Begin Exercise materials
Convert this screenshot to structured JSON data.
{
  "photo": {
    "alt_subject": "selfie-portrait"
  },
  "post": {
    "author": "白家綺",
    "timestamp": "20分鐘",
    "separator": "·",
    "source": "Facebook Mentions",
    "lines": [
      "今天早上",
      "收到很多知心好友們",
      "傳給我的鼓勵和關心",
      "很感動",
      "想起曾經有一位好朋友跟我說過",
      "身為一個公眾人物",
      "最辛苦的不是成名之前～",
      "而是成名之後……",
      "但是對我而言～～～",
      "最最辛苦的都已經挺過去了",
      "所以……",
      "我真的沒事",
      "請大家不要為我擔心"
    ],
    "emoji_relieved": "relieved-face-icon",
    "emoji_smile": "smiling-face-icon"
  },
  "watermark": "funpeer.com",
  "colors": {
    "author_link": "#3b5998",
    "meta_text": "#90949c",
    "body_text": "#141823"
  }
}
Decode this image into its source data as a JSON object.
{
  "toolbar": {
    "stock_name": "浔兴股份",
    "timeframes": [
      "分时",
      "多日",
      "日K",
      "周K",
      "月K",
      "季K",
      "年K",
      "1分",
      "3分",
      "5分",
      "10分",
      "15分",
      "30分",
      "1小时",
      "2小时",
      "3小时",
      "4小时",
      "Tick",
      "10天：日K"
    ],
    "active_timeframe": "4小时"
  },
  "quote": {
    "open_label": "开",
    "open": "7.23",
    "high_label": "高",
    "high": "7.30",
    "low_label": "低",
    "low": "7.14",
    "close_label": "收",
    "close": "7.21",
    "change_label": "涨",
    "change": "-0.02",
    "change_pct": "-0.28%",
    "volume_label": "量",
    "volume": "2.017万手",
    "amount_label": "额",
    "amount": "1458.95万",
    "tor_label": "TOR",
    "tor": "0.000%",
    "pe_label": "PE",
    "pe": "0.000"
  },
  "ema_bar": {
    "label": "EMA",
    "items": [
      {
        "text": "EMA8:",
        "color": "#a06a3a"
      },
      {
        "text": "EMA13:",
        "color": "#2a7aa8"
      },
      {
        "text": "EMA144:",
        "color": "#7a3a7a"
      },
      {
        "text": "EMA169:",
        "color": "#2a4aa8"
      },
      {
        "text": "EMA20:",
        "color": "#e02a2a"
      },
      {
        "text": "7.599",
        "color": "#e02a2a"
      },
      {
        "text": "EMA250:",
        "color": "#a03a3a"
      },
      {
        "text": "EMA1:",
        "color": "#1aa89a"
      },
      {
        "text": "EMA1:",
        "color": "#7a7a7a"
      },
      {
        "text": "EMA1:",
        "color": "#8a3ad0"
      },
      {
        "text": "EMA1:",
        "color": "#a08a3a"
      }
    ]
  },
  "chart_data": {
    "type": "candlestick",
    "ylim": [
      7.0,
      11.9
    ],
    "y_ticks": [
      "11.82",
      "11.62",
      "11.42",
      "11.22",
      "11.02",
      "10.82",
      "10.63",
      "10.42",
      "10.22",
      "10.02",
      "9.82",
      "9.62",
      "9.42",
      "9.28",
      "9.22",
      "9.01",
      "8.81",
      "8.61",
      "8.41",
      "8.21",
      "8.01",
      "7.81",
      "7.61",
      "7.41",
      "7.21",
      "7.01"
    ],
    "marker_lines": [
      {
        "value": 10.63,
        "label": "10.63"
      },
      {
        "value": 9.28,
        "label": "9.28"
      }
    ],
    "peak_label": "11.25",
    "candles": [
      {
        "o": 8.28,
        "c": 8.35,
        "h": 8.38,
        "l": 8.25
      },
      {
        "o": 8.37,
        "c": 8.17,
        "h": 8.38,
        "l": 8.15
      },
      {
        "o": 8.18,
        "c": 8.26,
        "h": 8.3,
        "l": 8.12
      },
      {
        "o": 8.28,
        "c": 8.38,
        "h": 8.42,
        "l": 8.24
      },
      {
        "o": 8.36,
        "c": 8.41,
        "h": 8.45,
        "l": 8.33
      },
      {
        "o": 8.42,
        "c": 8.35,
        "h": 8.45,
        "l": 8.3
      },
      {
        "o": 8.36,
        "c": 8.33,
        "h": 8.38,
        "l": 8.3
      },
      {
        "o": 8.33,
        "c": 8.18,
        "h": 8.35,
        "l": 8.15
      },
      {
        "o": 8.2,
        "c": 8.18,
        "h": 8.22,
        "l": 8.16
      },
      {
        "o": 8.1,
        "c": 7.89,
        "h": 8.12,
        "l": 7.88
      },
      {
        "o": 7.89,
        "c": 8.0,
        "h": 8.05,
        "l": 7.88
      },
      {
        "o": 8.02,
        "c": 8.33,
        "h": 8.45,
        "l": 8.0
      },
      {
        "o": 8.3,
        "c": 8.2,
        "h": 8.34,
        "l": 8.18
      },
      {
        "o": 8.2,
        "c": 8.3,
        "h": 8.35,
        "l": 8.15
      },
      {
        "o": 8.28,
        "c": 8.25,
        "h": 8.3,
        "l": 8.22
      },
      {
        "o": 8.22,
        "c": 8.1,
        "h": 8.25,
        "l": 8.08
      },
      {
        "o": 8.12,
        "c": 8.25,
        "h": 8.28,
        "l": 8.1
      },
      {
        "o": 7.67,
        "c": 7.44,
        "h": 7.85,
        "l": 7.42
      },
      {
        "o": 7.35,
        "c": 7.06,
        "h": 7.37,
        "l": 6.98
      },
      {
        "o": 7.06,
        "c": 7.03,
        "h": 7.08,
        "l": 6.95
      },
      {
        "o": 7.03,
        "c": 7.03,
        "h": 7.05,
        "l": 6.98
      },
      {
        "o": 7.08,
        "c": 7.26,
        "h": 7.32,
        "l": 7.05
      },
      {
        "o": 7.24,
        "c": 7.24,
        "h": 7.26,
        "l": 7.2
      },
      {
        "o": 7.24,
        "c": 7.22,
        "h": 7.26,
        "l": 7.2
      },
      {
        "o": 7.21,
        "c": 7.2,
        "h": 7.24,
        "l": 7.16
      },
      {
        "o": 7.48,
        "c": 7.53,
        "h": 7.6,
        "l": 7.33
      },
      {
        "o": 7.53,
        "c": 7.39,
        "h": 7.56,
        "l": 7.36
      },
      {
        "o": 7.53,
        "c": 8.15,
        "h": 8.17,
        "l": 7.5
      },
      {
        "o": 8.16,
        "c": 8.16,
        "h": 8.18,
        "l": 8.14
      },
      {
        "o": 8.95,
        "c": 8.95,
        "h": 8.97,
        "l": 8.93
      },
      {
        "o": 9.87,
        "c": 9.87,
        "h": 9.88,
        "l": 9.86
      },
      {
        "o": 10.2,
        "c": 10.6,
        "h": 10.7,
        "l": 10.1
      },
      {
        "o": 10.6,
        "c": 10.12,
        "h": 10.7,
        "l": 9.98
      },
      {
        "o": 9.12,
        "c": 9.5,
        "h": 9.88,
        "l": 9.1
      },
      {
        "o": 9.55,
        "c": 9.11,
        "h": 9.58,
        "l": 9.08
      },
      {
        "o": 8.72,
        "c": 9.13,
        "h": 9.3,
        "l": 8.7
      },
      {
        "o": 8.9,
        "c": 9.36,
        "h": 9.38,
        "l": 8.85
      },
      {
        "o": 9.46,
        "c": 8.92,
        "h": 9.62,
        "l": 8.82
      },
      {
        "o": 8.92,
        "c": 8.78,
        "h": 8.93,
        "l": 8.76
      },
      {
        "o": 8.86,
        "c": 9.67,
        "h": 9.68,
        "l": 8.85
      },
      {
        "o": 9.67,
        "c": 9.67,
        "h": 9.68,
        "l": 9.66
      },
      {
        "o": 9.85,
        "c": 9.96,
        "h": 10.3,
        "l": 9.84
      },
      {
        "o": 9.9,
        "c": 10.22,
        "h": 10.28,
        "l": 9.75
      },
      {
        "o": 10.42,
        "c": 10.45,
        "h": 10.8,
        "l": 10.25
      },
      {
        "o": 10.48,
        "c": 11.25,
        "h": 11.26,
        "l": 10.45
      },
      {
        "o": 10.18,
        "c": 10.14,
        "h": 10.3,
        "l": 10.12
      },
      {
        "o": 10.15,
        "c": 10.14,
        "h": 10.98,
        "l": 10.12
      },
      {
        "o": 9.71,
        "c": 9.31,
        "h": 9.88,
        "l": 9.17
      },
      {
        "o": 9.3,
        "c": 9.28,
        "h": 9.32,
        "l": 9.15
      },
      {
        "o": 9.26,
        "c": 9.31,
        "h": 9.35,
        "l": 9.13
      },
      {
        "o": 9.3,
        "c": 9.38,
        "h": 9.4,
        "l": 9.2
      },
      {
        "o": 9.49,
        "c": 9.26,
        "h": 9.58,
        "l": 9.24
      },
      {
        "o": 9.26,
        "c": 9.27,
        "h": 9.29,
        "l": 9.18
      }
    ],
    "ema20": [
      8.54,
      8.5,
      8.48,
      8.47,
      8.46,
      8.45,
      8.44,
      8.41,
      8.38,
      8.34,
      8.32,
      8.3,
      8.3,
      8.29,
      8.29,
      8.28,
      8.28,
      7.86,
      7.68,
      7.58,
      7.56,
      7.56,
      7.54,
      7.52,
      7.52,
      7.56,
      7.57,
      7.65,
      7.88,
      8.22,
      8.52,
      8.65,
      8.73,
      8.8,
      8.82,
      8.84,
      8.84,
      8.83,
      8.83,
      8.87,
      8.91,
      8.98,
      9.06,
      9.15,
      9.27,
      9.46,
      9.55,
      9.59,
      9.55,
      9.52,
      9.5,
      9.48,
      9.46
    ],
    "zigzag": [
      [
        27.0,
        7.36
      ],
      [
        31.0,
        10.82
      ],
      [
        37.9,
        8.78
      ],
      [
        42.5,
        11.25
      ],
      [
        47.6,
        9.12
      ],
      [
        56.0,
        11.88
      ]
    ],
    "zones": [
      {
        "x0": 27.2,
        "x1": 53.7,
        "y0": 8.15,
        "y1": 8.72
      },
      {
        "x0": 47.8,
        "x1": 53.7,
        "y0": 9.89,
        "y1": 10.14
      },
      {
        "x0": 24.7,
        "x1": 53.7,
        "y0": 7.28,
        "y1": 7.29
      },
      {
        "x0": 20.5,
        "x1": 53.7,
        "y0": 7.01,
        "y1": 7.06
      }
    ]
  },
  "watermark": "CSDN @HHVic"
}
End Exercise materials
◆ Task prompt ◆
Copy every line of the listing that contains the word "source".

◆ Worked answer ◆
    "source": "Facebook Mentions",
Decode this image into its source data as a JSON object.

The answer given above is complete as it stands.